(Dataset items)
## Begin

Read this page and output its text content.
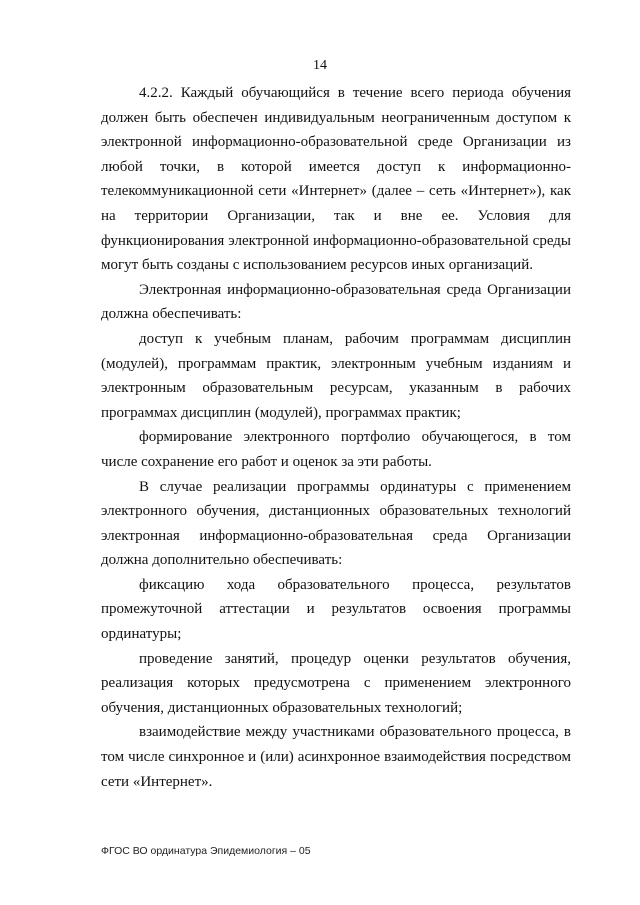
14

4.2.2. Каждый обучающийся в течение всего периода обучения должен быть обеспечен индивидуальным неограниченным доступом к электронной информационно-образовательной среде Организации из любой точки, в которой имеется доступ к информационно-телекоммуникационной сети «Интернет» (далее – сеть «Интернет»), как на территории Организации, так и вне ее. Условия для функционирования электронной информационно-образовательной среды могут быть созданы с использованием ресурсов иных организаций.

Электронная информационно-образовательная среда Организации должна обеспечивать:

доступ к учебным планам, рабочим программам дисциплин (модулей), программам практик, электронным учебным изданиям и электронным образовательным ресурсам, указанным в рабочих программах дисциплин (модулей), программах практик;

формирование электронного портфолио обучающегося, в том числе сохранение его работ и оценок за эти работы.

В случае реализации программы ординатуры с применением электронного обучения, дистанционных образовательных технологий электронная информационно-образовательная среда Организации должна дополнительно обеспечивать:

фиксацию хода образовательного процесса, результатов промежуточной аттестации и результатов освоения программы ординатуры;

проведение занятий, процедур оценки результатов обучения, реализация которых предусмотрена с применением электронного обучения, дистанционных образовательных технологий;

взаимодействие между участниками образовательного процесса, в том числе синхронное и (или) асинхронное взаимодействия посредством сети «Интернет».

ФГОС ВО ординатура Эпидемиология – 05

## End

Can the entries above be repeated exactly, without their pictures?

Read this page and output its text content.
14

4.2.2. Каждый обучающийся в течение всего периода обучения должен быть обеспечен индивидуальным неограниченным доступом к электронной информационно-образовательной среде Организации из любой точки, в которой имеется доступ к информационно-телекоммуникационной сети «Интернет» (далее – сеть «Интернет»), как на территории Организации, так и вне ее. Условия для функционирования электронной информационно-образовательной среды могут быть созданы с использованием ресурсов иных организаций.

Электронная информационно-образовательная среда Организации должна обеспечивать:

доступ к учебным планам, рабочим программам дисциплин (модулей), программам практик, электронным учебным изданиям и электронным образовательным ресурсам, указанным в рабочих программах дисциплин (модулей), программах практик;

формирование электронного портфолио обучающегося, в том числе сохранение его работ и оценок за эти работы.

В случае реализации программы ординатуры с применением электронного обучения, дистанционных образовательных технологий электронная информационно-образовательная среда Организации должна дополнительно обеспечивать:

фиксацию хода образовательного процесса, результатов промежуточной аттестации и результатов освоения программы ординатуры;

проведение занятий, процедур оценки результатов обучения, реализация которых предусмотрена с применением электронного обучения, дистанционных образовательных технологий;

взаимодействие между участниками образовательного процесса, в том числе синхронное и (или) асинхронное взаимодействия посредством сети «Интернет».

ФГОС ВО ординатура Эпидемиология – 05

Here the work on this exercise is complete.